**Given task:** For the data below, report only the number of lines containing the string "образованное".

[Data entries]
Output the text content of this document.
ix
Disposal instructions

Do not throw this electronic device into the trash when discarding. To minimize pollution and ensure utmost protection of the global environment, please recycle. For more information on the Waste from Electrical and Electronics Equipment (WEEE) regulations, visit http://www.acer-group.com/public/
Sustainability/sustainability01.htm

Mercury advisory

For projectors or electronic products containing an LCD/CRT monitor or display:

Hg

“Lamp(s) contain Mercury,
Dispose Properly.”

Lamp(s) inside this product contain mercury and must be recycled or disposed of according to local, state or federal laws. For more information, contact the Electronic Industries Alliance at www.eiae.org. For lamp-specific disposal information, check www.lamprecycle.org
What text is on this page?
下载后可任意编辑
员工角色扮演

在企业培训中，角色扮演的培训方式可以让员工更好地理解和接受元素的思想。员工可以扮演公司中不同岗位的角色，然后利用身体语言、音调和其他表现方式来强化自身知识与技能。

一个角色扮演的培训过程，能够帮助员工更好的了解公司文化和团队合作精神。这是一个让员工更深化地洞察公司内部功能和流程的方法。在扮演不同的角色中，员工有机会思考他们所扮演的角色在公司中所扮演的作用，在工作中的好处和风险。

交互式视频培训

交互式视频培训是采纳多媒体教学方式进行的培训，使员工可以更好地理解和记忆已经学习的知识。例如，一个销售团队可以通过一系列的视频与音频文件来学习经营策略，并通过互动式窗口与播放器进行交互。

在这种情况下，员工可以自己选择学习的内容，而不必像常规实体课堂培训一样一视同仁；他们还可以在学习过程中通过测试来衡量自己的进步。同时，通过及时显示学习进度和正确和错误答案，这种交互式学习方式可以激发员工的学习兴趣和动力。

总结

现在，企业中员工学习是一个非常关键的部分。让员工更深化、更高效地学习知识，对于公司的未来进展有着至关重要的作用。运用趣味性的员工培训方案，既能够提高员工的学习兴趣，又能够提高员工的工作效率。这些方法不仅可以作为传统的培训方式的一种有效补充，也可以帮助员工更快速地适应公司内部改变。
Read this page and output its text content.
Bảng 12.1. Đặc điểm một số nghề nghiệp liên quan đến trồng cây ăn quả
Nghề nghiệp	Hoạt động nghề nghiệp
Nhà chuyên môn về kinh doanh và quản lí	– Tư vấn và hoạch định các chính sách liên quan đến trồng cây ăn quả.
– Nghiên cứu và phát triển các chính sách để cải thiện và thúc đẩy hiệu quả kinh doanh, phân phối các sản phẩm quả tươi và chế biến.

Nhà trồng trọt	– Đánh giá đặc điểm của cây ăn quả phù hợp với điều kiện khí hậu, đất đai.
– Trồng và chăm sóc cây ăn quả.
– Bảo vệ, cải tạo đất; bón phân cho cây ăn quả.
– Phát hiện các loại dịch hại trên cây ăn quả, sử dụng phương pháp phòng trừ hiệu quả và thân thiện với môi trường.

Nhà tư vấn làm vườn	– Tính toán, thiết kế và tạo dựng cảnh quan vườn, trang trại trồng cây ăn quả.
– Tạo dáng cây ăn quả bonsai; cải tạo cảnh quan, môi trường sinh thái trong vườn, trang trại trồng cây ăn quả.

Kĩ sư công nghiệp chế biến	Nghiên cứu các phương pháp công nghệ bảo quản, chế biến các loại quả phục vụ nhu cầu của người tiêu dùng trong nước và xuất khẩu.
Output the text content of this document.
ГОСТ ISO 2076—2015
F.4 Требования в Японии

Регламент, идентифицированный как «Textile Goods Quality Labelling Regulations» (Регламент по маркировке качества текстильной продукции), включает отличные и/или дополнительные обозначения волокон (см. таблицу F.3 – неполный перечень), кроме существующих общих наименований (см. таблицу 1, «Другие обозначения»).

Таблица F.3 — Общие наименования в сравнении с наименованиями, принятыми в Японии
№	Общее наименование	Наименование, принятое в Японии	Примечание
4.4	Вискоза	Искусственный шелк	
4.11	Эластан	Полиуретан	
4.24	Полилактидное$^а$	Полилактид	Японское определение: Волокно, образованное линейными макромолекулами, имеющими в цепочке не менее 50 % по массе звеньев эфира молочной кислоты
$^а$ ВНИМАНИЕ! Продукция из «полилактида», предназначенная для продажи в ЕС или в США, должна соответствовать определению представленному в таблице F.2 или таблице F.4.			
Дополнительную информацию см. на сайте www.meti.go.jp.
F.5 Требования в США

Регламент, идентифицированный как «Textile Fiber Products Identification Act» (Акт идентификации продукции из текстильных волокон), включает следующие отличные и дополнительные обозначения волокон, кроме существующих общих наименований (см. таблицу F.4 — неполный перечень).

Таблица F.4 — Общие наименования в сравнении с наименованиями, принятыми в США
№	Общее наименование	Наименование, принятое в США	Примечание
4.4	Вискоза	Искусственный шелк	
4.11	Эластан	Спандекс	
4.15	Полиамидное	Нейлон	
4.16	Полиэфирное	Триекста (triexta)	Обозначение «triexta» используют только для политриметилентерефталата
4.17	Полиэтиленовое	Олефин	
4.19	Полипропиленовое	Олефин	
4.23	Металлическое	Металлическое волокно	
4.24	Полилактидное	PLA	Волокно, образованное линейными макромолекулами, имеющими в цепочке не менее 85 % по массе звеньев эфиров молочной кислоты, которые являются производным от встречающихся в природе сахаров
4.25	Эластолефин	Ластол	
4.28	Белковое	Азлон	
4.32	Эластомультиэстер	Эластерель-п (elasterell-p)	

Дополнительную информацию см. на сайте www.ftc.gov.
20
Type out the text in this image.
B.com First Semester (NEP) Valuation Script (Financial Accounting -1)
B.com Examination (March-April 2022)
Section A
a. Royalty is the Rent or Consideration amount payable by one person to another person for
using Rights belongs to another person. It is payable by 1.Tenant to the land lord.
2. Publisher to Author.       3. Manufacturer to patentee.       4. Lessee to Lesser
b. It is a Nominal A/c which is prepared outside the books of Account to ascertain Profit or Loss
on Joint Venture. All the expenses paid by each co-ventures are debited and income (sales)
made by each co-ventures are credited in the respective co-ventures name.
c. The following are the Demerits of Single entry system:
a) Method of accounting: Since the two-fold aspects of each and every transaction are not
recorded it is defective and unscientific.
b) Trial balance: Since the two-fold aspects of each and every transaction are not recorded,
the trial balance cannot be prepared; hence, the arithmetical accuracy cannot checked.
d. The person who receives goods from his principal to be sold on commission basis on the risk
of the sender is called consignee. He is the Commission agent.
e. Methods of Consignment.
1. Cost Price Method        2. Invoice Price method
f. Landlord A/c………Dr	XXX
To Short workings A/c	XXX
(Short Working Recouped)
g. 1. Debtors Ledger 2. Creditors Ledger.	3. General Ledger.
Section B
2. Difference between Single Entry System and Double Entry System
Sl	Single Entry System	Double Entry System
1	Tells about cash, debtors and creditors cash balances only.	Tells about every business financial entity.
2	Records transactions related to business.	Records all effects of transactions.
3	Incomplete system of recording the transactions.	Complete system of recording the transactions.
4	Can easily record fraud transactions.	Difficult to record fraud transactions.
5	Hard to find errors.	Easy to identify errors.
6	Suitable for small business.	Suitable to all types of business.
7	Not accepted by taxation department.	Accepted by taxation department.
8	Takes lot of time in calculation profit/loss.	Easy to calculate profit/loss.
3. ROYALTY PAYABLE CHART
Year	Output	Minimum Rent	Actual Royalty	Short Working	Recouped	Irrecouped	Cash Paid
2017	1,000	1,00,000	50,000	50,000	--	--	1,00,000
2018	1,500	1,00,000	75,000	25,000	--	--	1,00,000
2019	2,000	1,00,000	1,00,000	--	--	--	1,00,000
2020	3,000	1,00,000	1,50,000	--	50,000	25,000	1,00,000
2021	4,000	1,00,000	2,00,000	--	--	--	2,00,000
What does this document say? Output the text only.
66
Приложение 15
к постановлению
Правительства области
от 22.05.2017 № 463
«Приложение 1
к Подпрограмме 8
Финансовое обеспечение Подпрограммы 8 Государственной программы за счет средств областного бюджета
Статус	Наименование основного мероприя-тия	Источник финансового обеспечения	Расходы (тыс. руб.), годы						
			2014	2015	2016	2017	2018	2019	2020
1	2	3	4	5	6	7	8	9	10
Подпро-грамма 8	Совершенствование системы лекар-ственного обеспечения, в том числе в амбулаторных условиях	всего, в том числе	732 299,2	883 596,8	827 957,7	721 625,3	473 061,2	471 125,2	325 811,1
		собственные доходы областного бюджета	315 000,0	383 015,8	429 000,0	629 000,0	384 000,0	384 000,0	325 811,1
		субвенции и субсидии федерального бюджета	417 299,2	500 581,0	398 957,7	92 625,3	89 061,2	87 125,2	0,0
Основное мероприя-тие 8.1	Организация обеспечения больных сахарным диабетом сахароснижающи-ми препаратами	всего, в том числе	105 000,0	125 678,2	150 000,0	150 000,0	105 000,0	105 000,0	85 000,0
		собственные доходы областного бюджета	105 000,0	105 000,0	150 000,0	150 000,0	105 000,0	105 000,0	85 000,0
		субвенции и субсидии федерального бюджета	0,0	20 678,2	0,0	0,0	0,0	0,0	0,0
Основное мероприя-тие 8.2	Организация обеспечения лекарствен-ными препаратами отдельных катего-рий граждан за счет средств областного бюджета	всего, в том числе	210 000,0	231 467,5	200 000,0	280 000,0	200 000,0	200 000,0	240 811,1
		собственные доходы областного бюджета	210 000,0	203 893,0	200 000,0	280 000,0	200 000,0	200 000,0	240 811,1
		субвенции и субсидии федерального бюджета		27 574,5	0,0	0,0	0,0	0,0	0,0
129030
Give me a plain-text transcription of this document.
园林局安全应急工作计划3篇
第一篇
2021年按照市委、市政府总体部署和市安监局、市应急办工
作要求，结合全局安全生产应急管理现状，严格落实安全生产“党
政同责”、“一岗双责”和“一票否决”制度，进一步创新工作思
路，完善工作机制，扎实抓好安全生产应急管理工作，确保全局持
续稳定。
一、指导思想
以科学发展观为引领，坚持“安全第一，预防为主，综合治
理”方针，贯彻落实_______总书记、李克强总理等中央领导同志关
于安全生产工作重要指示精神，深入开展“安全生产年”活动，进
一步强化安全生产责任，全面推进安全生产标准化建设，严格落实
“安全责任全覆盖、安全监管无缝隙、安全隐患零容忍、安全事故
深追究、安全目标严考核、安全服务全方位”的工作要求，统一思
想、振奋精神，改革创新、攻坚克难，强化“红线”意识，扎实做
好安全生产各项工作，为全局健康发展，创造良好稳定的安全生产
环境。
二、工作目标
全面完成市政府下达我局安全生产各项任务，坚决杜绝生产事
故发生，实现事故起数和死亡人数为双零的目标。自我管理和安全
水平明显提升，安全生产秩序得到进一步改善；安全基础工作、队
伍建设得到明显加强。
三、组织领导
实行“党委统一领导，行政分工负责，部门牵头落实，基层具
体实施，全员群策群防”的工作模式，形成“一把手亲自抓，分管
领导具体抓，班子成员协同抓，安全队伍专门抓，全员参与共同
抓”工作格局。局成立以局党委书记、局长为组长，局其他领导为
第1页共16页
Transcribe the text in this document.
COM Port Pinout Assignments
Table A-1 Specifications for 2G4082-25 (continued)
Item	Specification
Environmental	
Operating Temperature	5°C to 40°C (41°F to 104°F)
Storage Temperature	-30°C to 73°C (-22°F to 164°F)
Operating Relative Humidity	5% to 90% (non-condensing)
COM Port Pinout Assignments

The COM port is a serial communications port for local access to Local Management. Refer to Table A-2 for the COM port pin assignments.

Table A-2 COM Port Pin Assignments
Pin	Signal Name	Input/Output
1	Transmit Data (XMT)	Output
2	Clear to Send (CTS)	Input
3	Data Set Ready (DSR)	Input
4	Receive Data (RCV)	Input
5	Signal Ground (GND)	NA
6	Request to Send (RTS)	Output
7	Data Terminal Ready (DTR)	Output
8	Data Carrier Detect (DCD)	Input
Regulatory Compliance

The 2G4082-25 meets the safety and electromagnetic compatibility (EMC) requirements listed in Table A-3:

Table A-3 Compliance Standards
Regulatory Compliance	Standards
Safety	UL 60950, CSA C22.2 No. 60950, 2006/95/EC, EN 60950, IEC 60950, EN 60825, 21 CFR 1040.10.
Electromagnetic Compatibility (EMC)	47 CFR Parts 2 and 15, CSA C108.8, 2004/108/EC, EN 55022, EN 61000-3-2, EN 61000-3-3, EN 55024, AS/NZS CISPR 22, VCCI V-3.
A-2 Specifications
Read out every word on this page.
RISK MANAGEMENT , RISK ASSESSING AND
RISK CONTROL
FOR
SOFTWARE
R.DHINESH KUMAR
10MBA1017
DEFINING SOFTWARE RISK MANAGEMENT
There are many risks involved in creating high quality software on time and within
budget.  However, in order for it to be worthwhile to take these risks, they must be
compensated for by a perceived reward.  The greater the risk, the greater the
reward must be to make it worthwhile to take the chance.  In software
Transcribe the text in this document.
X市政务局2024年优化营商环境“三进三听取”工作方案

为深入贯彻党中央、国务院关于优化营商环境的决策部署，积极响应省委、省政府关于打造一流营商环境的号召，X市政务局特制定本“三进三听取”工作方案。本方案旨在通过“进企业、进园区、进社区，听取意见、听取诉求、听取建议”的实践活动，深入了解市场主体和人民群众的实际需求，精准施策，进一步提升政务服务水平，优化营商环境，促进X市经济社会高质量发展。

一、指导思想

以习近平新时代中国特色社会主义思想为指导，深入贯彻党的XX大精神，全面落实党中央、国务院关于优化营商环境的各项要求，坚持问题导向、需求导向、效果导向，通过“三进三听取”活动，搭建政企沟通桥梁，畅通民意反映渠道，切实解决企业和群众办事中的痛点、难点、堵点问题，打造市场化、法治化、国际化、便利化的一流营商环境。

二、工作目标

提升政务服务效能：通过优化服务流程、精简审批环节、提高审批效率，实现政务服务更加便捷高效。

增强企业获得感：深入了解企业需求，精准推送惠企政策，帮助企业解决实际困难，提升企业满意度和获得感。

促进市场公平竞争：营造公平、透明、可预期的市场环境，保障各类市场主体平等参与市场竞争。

**Result:** 2